Stored entries:
══════════
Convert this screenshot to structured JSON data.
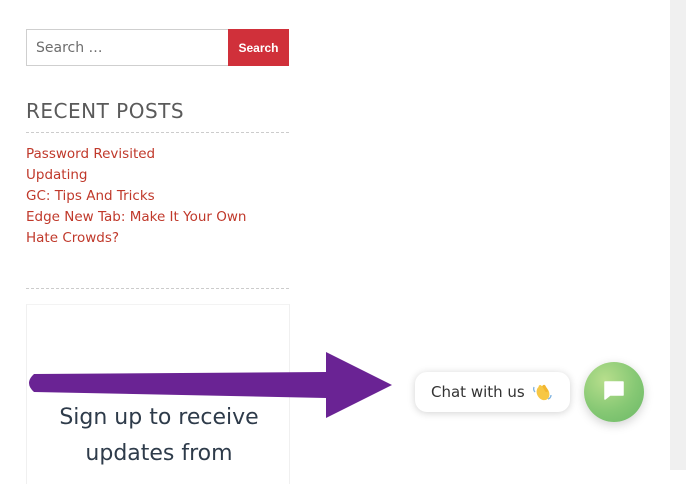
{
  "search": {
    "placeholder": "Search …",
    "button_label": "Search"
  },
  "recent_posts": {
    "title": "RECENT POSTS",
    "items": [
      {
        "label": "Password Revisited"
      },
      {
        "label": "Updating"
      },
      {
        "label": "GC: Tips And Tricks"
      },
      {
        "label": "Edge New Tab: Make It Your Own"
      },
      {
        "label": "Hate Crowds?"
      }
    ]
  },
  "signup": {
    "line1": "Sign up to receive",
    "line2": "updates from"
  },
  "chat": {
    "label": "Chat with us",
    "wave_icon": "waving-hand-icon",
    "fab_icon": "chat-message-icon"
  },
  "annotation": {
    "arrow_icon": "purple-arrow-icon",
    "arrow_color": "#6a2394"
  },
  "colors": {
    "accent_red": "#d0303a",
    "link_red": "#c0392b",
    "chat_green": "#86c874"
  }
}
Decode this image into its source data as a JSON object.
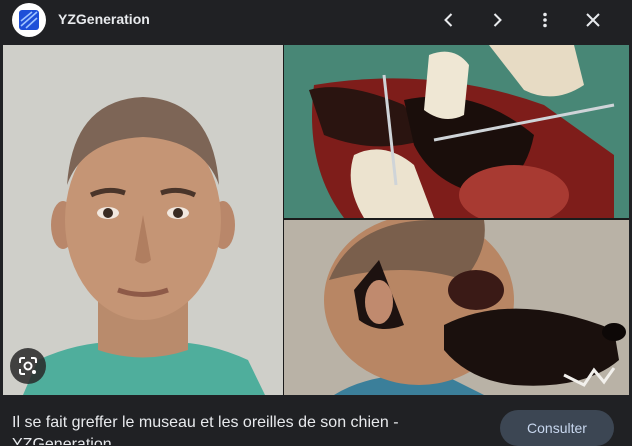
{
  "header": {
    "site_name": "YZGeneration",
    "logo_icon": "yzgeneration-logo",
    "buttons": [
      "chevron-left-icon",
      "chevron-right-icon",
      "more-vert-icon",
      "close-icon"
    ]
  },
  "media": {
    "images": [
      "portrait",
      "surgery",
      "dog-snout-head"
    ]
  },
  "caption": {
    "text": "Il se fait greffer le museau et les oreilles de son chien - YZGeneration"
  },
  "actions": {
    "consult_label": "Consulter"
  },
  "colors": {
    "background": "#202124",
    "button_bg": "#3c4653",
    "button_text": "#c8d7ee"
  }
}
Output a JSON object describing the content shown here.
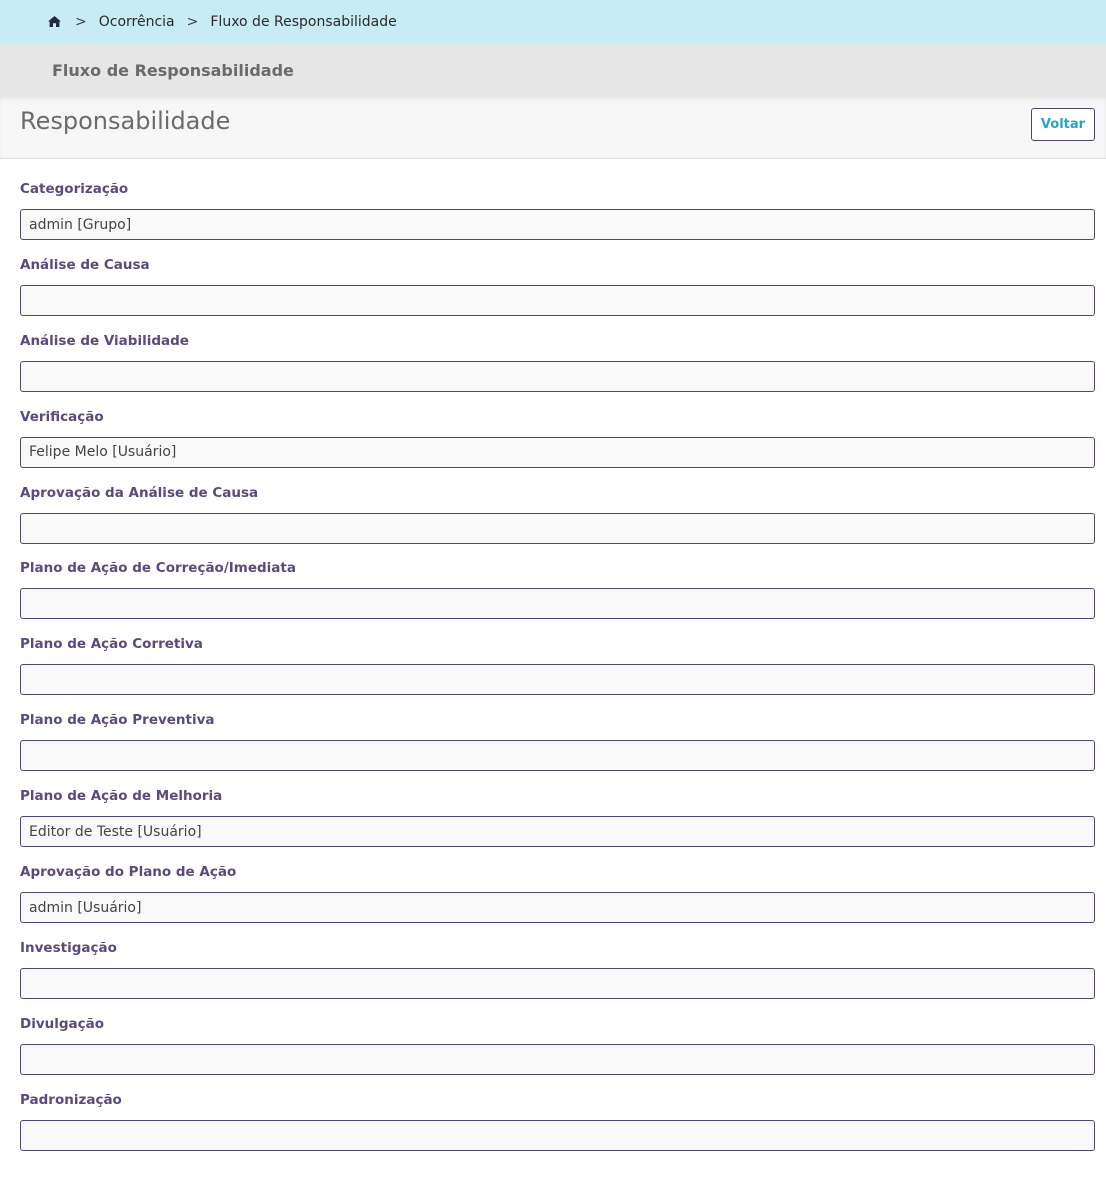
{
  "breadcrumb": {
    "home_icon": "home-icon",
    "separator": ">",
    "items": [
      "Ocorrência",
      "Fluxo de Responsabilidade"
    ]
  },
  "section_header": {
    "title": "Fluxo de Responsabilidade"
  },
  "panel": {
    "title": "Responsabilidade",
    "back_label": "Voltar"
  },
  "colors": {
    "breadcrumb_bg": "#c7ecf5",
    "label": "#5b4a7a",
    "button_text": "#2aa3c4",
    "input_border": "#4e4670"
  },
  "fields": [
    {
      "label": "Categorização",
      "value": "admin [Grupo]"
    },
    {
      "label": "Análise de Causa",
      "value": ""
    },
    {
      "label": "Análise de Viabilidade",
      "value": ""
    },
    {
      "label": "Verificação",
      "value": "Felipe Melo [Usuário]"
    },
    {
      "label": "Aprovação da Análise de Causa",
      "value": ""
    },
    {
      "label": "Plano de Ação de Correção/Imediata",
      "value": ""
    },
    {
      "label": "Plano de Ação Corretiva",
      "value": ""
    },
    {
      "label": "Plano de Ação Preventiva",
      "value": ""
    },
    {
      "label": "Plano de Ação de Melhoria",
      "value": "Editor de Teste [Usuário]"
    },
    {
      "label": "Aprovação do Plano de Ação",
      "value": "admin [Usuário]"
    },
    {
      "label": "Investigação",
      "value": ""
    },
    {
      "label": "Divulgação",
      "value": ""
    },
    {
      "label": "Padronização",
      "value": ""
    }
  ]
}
══════════
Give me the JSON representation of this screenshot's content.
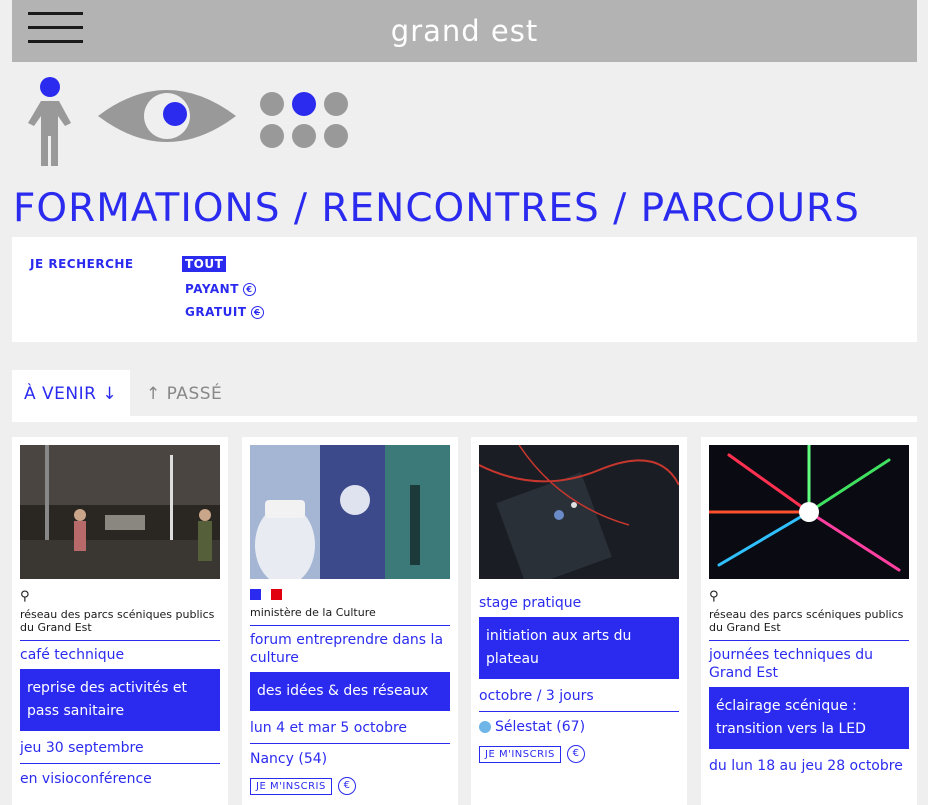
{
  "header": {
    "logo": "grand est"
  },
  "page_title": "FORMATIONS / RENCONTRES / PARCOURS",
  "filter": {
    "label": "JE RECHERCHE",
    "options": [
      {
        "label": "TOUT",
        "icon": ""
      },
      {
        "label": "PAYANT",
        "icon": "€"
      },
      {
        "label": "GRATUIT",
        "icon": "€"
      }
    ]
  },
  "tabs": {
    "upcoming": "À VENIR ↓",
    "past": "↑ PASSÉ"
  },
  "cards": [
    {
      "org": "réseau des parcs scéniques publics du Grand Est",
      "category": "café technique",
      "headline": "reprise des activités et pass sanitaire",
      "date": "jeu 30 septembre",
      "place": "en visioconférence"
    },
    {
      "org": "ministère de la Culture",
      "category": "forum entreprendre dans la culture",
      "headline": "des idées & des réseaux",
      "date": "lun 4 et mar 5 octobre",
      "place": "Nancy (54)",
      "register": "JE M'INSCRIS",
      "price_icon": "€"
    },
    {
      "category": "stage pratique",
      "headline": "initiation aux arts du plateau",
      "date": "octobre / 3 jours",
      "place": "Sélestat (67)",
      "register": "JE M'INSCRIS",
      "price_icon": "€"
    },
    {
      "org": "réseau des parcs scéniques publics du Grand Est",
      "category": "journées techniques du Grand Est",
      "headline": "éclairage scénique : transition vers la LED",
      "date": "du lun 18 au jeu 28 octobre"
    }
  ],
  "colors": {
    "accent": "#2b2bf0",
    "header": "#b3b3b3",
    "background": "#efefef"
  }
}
══════════
What is asked: Check each line above for the word "octobre" and copy the ones that have it.

Response:
      "date": "lun 4 et mar 5 octobre",
      "date": "octobre / 3 jours",
      "date": "du lun 18 au jeu 28 octobre"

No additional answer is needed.